PROBLEM REQUIREMENTS
Go through the listing and copy each line with the string "Local".

▶

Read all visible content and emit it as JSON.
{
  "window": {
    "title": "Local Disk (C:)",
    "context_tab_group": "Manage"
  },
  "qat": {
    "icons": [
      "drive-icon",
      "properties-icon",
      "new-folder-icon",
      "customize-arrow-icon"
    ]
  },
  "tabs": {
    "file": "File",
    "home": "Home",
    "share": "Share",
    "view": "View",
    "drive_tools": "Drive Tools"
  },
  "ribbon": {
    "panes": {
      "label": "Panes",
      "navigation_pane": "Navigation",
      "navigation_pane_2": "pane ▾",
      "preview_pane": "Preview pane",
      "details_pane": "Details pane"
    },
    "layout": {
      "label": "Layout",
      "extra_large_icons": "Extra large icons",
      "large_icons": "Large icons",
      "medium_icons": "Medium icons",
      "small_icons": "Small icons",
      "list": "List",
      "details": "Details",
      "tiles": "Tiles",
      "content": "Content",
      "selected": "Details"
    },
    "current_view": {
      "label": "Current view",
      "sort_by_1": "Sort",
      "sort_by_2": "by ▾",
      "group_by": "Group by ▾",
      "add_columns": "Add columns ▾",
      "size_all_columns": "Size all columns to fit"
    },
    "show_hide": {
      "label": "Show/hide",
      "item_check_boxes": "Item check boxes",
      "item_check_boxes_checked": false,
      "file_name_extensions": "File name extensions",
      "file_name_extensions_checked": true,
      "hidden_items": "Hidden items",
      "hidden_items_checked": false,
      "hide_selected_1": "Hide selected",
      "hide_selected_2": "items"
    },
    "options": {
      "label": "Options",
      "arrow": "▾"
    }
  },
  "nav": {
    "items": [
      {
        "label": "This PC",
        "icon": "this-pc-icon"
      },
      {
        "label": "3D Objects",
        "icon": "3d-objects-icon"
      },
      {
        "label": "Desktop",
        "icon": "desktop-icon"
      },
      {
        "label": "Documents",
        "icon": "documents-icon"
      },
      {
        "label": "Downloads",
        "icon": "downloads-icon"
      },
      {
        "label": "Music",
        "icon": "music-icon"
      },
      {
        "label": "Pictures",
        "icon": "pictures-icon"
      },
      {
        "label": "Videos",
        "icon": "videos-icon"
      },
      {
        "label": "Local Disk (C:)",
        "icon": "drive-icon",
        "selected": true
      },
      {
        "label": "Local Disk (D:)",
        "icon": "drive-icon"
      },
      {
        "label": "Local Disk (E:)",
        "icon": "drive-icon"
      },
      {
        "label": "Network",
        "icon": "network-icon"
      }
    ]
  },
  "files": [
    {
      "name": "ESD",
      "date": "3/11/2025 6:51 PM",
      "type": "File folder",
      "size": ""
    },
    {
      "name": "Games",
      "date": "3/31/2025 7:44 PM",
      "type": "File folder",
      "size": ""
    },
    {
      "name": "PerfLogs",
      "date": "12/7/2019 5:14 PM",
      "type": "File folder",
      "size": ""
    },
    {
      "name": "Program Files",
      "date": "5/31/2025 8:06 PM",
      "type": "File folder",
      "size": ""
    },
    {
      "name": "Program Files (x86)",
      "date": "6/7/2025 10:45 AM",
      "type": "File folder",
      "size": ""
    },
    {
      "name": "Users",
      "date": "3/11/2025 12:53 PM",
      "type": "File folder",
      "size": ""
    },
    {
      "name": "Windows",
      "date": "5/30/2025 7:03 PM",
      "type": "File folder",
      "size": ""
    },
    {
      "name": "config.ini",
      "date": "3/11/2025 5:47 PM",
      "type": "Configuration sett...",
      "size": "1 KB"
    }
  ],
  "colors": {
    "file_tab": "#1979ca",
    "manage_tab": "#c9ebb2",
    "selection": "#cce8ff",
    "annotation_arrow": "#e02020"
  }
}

◀

OUTPUT FOR THIS TASK
    "title": "Local Disk (C:)",
        "label": "Local Disk (C:)",
        "label": "Local Disk (D:)",
        "label": "Local Disk (E:)",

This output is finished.